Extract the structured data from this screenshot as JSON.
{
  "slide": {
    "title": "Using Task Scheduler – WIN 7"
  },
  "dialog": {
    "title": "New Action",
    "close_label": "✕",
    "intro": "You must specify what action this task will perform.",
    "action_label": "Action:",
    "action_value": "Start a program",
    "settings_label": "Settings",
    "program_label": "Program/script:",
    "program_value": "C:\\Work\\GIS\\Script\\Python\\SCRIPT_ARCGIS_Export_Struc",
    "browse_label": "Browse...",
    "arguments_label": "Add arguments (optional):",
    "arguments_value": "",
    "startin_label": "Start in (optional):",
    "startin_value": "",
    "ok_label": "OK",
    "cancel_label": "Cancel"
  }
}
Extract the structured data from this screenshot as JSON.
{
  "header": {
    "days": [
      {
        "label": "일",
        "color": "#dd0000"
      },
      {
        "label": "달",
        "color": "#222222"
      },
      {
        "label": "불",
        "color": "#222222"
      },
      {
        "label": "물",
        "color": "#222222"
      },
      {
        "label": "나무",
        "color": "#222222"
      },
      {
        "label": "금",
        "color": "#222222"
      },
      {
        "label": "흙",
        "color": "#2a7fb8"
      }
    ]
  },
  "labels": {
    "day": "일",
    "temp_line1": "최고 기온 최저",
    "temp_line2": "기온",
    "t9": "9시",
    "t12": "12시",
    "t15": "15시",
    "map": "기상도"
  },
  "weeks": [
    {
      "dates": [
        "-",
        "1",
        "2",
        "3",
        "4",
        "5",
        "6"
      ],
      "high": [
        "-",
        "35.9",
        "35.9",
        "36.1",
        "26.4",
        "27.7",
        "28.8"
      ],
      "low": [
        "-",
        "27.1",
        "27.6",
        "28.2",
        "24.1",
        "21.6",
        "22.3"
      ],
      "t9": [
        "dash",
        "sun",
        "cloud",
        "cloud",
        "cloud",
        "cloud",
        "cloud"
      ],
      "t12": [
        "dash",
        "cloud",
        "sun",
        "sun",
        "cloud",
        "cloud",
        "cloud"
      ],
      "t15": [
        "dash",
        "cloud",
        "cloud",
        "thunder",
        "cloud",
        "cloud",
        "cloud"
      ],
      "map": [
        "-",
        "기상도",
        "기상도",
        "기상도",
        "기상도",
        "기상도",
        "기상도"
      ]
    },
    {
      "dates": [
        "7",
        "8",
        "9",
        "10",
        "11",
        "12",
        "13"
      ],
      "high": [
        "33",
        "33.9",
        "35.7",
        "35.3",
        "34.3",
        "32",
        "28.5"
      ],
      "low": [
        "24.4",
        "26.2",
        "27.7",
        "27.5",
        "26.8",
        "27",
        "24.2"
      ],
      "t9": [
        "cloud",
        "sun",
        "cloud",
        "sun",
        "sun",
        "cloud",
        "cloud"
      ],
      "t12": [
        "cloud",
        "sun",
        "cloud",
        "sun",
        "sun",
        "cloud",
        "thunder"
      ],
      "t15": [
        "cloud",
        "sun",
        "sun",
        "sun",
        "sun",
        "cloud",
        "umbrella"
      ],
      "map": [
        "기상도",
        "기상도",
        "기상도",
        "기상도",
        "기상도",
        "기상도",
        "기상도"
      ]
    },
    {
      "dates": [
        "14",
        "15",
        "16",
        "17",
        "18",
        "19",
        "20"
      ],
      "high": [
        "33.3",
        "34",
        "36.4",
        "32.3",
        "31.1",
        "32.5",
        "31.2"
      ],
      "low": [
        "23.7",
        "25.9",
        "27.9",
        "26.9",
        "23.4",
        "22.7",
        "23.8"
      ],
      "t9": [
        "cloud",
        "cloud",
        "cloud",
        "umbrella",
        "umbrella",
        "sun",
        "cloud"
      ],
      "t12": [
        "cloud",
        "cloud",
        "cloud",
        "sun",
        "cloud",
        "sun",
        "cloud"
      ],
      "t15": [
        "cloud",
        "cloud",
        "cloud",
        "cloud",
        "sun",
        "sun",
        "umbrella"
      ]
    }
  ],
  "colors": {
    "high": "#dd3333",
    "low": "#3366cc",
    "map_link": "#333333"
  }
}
◇ ◇ ◇ ◇ ◇ ◇ ◇
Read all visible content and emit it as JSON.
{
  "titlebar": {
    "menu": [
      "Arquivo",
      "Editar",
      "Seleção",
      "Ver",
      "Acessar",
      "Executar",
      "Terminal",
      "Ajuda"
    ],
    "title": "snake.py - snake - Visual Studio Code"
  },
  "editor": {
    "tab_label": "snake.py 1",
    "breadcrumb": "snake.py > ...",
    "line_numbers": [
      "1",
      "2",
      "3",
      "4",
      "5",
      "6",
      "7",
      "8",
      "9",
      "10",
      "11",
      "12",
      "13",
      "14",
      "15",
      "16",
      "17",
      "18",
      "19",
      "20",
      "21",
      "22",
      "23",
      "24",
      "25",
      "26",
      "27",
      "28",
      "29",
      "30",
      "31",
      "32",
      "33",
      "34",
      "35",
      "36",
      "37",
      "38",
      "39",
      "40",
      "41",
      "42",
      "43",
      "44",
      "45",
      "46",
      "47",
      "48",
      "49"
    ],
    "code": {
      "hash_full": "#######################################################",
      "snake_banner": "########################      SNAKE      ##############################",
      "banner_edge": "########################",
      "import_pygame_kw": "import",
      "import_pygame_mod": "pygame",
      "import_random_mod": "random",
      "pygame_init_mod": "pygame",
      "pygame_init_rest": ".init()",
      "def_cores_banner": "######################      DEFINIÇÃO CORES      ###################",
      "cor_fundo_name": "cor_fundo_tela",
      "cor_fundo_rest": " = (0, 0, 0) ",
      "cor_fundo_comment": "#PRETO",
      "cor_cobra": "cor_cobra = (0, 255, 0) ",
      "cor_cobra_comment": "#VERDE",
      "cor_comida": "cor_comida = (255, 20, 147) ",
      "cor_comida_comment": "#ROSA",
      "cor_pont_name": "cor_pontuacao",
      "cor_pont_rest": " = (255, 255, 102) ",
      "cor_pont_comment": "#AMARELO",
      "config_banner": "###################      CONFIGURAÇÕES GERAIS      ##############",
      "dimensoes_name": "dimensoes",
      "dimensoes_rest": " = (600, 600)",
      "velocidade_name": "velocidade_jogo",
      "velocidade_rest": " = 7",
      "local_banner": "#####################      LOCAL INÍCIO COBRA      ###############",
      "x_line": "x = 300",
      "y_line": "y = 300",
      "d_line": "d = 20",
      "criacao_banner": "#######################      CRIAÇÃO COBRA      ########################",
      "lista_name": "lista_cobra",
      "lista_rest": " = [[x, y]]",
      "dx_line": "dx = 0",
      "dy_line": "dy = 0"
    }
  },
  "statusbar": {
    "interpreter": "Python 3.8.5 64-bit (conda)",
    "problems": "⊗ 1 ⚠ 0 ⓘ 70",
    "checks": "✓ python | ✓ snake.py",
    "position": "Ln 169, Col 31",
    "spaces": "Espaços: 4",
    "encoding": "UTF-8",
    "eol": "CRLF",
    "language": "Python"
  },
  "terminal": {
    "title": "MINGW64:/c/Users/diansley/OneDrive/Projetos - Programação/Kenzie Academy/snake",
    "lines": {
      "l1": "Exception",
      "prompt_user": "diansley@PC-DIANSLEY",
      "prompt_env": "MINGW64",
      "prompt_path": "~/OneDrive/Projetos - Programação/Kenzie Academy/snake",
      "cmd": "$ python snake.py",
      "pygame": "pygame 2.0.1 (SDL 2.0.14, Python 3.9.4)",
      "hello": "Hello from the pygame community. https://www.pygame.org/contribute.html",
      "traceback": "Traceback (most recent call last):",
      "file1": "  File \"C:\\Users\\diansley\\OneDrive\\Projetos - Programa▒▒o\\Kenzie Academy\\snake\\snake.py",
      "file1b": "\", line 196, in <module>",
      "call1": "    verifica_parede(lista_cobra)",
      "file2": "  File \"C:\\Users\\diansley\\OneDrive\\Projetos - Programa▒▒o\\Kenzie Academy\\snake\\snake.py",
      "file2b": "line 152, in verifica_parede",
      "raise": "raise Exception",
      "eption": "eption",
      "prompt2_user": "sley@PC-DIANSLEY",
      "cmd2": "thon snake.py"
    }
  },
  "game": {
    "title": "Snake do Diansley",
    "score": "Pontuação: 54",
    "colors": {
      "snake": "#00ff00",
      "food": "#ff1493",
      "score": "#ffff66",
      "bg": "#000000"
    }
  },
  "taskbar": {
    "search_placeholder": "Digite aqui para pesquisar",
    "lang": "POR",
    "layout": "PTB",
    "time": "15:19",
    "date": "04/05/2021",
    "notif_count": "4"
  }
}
◇ ◇ ◇ ◇ ◇ ◇ ◇
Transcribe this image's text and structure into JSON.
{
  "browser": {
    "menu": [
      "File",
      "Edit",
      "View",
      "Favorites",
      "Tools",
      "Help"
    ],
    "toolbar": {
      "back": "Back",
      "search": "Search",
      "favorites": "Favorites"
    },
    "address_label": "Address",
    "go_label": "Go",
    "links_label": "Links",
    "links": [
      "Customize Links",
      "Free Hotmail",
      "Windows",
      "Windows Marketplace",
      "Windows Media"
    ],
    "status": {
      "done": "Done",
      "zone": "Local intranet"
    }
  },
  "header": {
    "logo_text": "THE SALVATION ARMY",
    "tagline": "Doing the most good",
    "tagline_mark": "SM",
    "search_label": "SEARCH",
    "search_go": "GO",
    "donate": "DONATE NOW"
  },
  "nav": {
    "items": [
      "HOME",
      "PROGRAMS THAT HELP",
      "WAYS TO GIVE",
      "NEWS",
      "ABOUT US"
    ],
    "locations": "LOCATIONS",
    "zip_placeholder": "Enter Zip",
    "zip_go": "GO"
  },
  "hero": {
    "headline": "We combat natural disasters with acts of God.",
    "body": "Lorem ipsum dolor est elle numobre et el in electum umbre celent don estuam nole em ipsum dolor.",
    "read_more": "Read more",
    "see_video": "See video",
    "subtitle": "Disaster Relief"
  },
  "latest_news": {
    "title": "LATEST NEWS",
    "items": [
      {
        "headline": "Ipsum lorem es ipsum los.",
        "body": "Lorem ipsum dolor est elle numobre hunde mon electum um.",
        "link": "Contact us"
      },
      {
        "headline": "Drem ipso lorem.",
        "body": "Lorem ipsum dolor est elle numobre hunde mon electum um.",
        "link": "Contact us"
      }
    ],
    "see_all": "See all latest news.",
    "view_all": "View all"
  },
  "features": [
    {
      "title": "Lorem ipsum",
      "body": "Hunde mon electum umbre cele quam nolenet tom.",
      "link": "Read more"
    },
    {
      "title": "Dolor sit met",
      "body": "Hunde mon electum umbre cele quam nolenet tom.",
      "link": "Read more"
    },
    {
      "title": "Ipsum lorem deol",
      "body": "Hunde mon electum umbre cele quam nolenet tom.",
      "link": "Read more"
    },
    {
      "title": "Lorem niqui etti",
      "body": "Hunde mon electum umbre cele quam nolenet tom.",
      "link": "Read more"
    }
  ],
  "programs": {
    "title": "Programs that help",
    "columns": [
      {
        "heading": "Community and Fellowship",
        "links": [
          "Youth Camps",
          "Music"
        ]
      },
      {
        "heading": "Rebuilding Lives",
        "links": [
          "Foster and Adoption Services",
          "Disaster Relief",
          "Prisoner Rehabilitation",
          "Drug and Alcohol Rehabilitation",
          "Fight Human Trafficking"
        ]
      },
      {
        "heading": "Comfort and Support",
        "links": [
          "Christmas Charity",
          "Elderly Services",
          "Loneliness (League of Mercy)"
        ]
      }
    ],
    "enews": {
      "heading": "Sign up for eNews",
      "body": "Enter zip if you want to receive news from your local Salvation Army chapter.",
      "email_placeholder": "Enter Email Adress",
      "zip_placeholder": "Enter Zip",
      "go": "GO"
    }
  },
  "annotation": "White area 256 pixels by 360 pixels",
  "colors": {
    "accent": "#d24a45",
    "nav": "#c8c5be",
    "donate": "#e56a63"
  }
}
◇ ◇ ◇ ◇ ◇ ◇ ◇
◆ **Request**:
Copy each line of the listing that holds the word "Kenzie".

◆ **Solution for this exercise**:
    "title": "MINGW64:/c/Users/diansley/OneDrive/Projetos - Programação/Kenzie Academy/snake",
      "prompt_path": "~/OneDrive/Projetos - Programação/Kenzie Academy/snake",
      "file1": "  File \"C:\\Users\\diansley\\OneDrive\\Projetos - Programa▒▒o\\Kenzie Academy\\snake\\snake.py",
      "file2": "  File \"C:\\Users\\diansley\\OneDrive\\Projetos - Programa▒▒o\\Kenzie Academy\\snake\\snake.py",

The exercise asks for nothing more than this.